_Given problem_
Sort through the entries below and pull out lines containing the word "Duration".
##### Records for this task #####
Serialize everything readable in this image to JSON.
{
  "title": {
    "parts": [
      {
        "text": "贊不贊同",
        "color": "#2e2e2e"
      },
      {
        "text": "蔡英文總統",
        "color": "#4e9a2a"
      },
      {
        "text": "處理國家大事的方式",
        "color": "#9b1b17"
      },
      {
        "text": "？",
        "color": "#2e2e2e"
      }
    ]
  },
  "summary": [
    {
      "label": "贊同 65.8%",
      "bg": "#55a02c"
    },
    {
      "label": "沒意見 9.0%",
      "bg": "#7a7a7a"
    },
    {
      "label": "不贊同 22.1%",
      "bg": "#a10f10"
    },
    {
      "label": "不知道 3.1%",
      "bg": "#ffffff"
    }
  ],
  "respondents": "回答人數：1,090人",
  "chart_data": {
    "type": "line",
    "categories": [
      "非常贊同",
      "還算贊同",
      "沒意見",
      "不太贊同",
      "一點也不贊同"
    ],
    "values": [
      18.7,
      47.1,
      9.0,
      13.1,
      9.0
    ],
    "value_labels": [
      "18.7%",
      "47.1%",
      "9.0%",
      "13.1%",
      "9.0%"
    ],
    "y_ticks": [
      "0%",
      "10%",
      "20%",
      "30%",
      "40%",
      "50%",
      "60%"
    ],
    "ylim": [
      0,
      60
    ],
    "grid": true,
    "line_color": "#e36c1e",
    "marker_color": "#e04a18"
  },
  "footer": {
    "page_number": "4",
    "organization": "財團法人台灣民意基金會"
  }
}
#####
##### Records for this task #####
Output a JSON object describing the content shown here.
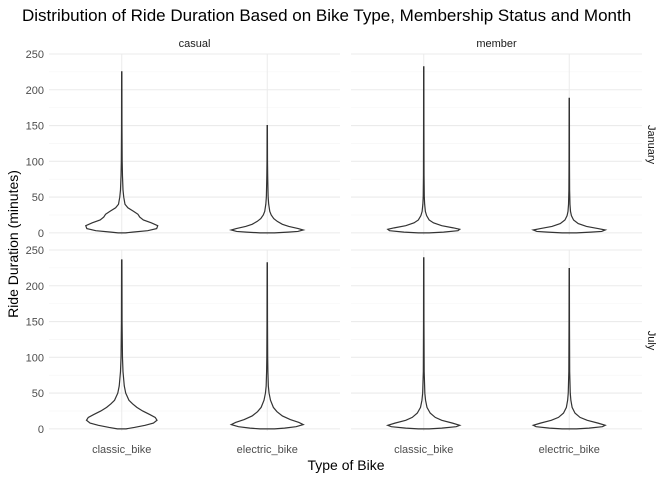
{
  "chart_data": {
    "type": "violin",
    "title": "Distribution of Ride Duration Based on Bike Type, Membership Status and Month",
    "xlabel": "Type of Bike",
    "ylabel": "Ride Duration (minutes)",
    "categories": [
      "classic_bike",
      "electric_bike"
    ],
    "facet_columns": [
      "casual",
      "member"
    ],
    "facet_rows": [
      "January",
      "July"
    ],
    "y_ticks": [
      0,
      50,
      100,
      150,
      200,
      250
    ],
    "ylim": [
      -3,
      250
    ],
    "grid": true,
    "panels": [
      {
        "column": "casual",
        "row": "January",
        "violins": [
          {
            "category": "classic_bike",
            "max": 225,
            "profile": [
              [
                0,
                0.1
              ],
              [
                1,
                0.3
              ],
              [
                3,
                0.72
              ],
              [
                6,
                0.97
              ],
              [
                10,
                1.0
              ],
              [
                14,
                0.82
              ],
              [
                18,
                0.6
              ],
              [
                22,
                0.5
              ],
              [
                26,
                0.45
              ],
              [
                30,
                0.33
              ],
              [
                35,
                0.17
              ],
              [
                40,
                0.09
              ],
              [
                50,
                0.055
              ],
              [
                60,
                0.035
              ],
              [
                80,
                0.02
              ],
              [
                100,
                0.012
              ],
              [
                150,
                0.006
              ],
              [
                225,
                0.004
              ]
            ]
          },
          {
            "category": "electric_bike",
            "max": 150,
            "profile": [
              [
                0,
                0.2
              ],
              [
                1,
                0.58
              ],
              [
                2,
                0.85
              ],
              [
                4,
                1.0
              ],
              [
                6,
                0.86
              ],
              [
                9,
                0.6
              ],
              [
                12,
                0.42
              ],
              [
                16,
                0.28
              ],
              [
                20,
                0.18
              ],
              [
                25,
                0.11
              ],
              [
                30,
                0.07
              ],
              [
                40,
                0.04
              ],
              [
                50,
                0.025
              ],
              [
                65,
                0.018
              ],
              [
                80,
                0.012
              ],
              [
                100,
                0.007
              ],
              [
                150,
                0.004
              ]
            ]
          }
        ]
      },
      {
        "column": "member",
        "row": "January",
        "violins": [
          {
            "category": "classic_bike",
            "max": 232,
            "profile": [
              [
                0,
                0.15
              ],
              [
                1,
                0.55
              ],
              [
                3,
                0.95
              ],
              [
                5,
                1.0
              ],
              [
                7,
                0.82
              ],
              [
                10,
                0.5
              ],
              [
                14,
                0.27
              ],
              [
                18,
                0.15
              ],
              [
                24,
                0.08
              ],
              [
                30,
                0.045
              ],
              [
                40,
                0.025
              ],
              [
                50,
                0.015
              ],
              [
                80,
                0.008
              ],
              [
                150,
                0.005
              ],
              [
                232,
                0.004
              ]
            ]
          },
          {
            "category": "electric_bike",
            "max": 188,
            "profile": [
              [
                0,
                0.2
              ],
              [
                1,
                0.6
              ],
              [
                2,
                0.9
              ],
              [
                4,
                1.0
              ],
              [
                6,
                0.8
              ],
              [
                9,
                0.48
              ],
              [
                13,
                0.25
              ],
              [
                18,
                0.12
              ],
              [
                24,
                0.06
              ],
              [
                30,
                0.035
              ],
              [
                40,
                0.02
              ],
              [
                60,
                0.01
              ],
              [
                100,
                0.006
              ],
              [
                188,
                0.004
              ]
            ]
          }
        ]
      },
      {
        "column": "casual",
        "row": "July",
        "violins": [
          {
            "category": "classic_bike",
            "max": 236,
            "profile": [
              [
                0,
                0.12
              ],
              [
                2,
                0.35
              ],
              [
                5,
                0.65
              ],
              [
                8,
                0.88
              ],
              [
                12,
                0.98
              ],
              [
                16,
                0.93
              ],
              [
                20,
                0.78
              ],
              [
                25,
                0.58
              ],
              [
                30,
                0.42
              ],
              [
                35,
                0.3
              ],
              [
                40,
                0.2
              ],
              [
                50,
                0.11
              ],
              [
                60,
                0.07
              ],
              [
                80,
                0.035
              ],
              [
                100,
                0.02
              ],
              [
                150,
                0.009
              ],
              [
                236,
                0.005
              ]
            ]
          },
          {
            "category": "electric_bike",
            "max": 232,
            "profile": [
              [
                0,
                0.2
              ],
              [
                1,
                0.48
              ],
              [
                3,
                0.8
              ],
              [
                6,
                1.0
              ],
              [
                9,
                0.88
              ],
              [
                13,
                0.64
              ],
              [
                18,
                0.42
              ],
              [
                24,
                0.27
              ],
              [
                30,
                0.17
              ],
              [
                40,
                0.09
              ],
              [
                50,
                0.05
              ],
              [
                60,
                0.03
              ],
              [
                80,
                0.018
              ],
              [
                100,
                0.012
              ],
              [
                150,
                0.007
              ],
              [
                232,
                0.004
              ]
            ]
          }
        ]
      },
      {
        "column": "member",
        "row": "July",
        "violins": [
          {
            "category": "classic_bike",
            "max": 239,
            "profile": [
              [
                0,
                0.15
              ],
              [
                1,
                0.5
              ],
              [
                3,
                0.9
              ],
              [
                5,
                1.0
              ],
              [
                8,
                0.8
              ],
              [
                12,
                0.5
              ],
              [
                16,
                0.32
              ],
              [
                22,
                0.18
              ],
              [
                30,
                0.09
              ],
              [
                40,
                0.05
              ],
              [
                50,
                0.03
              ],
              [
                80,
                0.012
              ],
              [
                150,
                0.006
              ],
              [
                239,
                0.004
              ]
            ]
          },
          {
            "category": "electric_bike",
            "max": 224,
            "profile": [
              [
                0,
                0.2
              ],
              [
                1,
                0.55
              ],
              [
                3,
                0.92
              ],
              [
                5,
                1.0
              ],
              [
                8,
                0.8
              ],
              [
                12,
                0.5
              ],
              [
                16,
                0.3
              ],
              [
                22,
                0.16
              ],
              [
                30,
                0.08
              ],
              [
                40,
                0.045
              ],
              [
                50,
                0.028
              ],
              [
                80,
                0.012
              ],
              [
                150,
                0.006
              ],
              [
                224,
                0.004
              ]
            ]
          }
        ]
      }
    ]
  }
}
#####
##### Records for this task #####
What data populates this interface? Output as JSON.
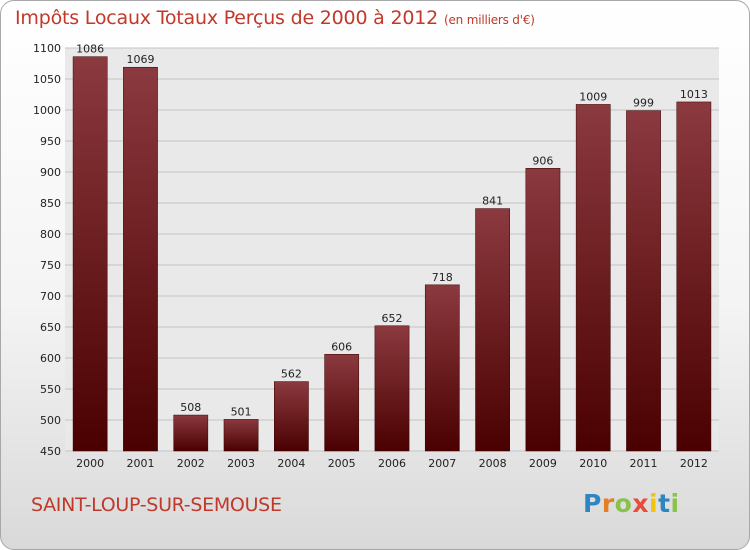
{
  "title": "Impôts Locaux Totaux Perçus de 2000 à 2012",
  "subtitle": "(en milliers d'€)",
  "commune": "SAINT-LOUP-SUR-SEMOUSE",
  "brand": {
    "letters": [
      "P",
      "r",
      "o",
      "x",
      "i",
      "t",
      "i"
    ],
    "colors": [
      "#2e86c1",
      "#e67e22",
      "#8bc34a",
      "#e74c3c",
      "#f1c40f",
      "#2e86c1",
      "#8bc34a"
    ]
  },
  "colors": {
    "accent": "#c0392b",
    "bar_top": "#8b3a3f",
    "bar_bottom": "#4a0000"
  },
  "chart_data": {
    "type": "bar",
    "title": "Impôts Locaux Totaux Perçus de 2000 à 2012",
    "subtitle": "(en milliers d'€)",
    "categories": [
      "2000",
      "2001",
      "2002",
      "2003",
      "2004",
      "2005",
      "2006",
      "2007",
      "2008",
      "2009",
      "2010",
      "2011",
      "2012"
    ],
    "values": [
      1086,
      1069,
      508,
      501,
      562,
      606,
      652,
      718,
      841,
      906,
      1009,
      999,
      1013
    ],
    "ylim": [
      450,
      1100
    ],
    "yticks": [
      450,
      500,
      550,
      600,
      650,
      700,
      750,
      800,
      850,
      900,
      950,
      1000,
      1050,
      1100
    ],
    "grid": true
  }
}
#####
_Solution for this problem_
    "title": "Distribution of Ride Duration Based on Bike Type, Membership Status and Month",
    "ylabel": "Ride Duration (minutes)",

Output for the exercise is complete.